• TASK OBJECTIVE
Note each line where "JSON" appears, and copy it.
##########
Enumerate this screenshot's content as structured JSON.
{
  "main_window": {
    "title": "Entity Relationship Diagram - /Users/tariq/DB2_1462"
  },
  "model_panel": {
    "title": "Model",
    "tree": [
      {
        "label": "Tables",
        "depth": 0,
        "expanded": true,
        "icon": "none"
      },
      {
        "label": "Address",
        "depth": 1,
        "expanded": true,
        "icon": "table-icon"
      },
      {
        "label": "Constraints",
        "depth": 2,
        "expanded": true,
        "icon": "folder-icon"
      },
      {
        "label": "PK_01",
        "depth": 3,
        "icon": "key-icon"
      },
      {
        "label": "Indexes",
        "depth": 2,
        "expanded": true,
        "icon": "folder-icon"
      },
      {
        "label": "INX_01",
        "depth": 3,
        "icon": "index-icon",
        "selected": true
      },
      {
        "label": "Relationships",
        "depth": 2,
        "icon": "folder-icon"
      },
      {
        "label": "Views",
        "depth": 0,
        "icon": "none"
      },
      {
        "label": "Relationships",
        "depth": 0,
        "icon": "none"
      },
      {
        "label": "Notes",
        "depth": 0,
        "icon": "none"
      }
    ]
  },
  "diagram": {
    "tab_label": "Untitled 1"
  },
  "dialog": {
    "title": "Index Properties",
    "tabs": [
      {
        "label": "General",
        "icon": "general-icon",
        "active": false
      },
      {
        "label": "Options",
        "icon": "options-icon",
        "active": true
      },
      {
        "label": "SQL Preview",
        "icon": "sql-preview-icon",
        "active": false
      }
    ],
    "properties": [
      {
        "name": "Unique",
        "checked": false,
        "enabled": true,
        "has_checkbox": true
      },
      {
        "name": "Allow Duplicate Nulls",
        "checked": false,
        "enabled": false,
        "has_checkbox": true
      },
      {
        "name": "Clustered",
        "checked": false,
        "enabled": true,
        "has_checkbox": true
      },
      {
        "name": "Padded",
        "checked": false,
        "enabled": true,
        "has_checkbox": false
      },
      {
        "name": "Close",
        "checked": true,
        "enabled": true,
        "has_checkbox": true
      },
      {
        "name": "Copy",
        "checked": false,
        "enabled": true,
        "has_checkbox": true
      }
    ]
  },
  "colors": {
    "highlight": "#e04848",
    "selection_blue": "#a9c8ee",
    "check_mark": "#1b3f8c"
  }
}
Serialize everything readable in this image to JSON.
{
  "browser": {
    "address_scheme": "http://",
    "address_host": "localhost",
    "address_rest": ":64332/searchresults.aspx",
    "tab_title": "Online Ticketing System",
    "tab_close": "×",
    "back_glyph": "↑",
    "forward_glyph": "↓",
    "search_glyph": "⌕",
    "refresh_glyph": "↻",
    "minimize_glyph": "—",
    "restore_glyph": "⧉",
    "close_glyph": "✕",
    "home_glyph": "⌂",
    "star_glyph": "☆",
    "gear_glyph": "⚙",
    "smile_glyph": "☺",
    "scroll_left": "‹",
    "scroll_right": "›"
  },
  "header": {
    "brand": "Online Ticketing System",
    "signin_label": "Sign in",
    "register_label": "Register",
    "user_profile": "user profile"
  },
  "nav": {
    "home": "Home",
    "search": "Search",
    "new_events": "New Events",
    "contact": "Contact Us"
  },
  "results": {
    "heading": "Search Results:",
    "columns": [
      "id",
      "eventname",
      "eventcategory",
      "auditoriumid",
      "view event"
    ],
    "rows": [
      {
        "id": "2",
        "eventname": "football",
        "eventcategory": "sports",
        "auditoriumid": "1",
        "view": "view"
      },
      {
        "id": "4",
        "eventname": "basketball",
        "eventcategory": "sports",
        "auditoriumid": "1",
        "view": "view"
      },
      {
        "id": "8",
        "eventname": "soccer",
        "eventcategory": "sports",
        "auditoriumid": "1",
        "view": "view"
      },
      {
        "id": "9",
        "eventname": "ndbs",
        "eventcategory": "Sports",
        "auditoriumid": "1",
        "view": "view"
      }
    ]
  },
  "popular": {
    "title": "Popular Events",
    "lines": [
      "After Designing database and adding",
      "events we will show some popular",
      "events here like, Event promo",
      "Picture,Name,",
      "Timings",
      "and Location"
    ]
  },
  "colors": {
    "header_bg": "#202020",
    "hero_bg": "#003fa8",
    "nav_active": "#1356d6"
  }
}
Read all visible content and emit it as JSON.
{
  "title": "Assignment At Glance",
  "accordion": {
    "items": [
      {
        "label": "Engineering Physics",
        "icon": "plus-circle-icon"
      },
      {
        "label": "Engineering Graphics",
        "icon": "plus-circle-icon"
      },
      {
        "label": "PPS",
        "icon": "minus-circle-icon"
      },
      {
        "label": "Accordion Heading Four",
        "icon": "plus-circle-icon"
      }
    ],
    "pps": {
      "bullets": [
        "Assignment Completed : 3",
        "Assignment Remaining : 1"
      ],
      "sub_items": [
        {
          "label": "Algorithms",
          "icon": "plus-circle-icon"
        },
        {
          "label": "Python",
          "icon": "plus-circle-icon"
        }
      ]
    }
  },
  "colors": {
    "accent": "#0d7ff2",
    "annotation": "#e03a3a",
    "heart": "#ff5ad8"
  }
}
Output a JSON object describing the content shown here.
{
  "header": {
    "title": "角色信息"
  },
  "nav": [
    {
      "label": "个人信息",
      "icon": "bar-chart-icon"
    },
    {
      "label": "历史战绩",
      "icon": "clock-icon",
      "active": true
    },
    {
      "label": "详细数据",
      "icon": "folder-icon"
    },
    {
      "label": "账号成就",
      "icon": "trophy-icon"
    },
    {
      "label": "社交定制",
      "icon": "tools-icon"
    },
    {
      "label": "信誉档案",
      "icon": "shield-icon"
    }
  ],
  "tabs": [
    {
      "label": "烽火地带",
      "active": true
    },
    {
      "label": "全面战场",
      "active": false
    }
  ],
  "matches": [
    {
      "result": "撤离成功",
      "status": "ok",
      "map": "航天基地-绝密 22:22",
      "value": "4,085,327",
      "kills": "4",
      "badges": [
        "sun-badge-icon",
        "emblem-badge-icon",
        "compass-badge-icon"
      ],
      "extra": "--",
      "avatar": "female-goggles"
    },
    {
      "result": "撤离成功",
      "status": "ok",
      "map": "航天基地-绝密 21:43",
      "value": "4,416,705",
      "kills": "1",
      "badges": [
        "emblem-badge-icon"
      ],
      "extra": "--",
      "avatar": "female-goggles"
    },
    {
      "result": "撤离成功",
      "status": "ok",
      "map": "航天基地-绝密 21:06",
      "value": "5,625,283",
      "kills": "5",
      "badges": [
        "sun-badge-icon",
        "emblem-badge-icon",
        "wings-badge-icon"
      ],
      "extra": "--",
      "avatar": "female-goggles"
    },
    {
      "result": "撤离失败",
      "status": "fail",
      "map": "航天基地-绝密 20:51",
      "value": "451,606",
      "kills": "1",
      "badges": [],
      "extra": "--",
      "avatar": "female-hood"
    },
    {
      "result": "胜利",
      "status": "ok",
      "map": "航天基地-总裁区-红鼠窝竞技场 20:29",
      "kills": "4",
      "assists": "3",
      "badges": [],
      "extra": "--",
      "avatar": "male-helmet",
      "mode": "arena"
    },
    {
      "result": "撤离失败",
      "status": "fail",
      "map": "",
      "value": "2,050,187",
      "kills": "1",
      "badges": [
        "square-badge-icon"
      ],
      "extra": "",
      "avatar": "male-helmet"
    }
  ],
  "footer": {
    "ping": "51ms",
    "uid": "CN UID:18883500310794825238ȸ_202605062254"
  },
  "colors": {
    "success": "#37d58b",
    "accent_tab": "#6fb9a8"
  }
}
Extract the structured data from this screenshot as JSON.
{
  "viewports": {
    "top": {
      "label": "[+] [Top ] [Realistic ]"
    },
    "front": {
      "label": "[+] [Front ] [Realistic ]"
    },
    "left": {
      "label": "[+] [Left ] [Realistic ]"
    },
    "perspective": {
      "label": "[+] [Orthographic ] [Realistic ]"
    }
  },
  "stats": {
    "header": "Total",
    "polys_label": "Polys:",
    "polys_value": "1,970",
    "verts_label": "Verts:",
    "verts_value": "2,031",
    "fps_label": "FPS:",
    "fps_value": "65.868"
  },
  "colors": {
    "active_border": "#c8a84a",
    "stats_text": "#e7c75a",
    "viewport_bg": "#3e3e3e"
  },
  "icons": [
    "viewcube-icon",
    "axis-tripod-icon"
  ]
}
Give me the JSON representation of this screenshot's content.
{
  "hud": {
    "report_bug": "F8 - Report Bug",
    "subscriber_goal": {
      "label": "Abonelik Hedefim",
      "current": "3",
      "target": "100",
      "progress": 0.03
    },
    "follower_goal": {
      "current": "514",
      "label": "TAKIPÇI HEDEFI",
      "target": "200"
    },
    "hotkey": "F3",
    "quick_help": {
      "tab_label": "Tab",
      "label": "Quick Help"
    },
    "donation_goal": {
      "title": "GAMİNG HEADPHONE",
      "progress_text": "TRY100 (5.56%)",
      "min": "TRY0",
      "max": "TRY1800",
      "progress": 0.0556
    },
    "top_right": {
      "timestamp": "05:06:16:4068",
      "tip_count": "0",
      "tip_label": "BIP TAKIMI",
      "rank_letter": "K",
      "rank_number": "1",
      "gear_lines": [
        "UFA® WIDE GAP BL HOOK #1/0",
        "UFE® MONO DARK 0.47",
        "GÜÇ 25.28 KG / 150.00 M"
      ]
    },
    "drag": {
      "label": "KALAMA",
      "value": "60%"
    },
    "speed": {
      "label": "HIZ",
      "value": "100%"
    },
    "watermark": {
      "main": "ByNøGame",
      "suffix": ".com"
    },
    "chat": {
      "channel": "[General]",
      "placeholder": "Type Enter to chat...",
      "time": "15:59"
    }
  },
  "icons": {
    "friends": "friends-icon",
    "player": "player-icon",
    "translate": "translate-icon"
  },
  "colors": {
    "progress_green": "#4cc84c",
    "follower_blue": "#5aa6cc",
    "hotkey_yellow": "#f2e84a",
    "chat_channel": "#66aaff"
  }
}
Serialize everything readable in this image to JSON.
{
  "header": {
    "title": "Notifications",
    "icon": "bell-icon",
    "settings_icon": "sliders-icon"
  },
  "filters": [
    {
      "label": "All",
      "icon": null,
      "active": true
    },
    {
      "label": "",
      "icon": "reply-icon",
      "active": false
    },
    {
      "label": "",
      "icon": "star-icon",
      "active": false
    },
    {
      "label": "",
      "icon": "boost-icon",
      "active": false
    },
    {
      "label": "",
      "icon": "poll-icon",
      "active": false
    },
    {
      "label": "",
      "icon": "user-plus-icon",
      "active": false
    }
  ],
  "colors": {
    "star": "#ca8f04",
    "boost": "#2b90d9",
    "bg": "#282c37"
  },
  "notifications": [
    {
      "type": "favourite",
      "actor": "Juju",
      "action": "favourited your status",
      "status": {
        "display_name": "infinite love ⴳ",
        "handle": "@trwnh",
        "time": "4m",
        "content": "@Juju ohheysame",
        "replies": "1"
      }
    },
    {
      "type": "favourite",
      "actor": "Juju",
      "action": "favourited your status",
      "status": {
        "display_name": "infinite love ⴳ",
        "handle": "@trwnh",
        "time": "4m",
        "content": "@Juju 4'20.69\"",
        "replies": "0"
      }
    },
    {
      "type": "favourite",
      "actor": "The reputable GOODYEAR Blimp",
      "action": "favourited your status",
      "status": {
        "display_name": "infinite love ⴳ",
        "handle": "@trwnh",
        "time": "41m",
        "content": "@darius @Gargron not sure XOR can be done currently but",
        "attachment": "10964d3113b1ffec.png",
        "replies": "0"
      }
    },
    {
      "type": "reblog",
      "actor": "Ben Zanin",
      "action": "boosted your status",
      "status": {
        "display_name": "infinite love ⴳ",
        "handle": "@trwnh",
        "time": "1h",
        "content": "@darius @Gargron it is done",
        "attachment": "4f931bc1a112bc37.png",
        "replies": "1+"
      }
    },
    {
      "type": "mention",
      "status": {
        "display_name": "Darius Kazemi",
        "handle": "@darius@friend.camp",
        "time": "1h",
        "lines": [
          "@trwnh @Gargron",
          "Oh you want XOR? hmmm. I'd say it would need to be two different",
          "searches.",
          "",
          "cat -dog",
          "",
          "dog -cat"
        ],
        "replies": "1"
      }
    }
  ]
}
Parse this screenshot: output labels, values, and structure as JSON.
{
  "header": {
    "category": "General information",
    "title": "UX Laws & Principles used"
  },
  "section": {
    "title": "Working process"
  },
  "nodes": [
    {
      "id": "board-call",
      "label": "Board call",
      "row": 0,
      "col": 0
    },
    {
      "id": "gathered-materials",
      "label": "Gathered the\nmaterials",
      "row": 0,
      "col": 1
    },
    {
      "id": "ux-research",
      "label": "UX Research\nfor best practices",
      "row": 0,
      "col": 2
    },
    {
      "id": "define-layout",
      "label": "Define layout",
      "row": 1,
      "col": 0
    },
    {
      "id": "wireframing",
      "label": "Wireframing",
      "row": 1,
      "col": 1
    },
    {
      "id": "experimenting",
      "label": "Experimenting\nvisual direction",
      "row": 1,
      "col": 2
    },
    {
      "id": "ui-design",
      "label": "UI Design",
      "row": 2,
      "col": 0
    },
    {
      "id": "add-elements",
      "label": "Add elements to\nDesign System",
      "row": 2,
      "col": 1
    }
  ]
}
##########
• ANSWER FOR THIS EXERCISE
Enumerate this screenshot's content as structured JSON.
Serialize everything readable in this image to JSON.
Read all visible content and emit it as JSON.
Output a JSON object describing the content shown here.
Extract the structured data from this screenshot as JSON.
Give me the JSON representation of this screenshot's content.
Serialize everything readable in this image to JSON.
Parse this screenshot: output labels, values, and structure as JSON.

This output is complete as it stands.